**Exercise brief**
Reproduce the material exactly, omitting nothing.

· · · · · · ·

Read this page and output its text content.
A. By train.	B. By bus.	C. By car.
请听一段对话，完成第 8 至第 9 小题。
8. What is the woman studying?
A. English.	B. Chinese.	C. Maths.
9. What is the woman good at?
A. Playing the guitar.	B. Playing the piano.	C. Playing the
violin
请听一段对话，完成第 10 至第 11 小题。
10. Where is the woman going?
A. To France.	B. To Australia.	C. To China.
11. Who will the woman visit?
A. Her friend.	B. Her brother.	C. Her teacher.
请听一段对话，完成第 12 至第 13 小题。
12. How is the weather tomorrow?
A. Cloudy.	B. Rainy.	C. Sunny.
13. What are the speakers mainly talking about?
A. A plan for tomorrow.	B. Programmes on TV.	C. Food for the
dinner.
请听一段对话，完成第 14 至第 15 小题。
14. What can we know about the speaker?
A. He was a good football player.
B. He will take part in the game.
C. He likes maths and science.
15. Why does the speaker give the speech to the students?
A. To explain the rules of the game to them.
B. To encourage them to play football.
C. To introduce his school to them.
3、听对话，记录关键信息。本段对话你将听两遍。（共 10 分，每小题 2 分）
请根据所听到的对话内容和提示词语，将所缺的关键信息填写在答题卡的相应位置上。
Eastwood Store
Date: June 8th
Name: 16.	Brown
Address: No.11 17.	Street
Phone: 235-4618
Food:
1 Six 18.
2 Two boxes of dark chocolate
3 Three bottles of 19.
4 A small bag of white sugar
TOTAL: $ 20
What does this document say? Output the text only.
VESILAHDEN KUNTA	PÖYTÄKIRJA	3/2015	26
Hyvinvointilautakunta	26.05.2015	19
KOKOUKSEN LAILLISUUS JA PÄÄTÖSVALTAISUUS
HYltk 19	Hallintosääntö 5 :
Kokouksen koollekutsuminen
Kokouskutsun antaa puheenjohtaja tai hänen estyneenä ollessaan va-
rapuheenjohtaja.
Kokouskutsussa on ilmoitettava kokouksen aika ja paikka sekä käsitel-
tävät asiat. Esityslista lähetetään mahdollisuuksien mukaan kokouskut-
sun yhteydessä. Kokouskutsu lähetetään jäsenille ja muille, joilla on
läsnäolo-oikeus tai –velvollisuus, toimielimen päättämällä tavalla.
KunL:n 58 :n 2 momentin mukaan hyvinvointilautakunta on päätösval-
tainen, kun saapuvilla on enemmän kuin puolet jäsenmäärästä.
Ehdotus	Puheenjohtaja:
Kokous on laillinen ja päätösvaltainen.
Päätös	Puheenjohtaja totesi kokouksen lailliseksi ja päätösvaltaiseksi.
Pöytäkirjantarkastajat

· · · · · · ·

**Finished exercise**
Read this page and output its text content.
A. By train.	B. By bus.	C. By car.
请听一段对话，完成第 8 至第 9 小题。
8. What is the woman studying?
A. English.	B. Chinese.	C. Maths.
9. What is the woman good at?
A. Playing the guitar.	B. Playing the piano.	C. Playing the
violin
请听一段对话，完成第 10 至第 11 小题。
10. Where is the woman going?
A. To France.	B. To Australia.	C. To China.
11. Who will the woman visit?
A. Her friend.	B. Her brother.	C. Her teacher.
请听一段对话，完成第 12 至第 13 小题。
12. How is the weather tomorrow?
A. Cloudy.	B. Rainy.	C. Sunny.
13. What are the speakers mainly talking about?
A. A plan for tomorrow.	B. Programmes on TV.	C. Food for the
dinner.
请听一段对话，完成第 14 至第 15 小题。
14. What can we know about the speaker?
A. He was a good football player.
B. He will take part in the game.
C. He likes maths and science.
15. Why does the speaker give the speech to the students?
A. To explain the rules of the game to them.
B. To encourage them to play football.
C. To introduce his school to them.
3、听对话，记录关键信息。本段对话你将听两遍。（共 10 分，每小题 2 分）
请根据所听到的对话内容和提示词语，将所缺的关键信息填写在答题卡的相应位置上。
Eastwood Store
Date: June 8th
Name: 16.	Brown
Address: No.11 17.	Street
Phone: 235-4618
Food:
1 Six 18.
2 Two boxes of dark chocolate
3 Three bottles of 19.
4 A small bag of white sugar
TOTAL: $ 20
What does this document say? Output the text only.
VESILAHDEN KUNTA	PÖYTÄKIRJA	3/2015	26
Hyvinvointilautakunta	26.05.2015	19
KOKOUKSEN LAILLISUUS JA PÄÄTÖSVALTAISUUS
HYltk 19	Hallintosääntö 5 :
Kokouksen koollekutsuminen
Kokouskutsun antaa puheenjohtaja tai hänen estyneenä ollessaan va-
rapuheenjohtaja.
Kokouskutsussa on ilmoitettava kokouksen aika ja paikka sekä käsitel-
tävät asiat. Esityslista lähetetään mahdollisuuksien mukaan kokouskut-
sun yhteydessä. Kokouskutsu lähetetään jäsenille ja muille, joilla on
läsnäolo-oikeus tai –velvollisuus, toimielimen päättämällä tavalla.
KunL:n 58 :n 2 momentin mukaan hyvinvointilautakunta on päätösval-
tainen, kun saapuvilla on enemmän kuin puolet jäsenmäärästä.
Ehdotus	Puheenjohtaja:
Kokous on laillinen ja päätösvaltainen.
Päätös	Puheenjohtaja totesi kokouksen lailliseksi ja päätösvaltaiseksi.
Pöytäkirjantarkastajat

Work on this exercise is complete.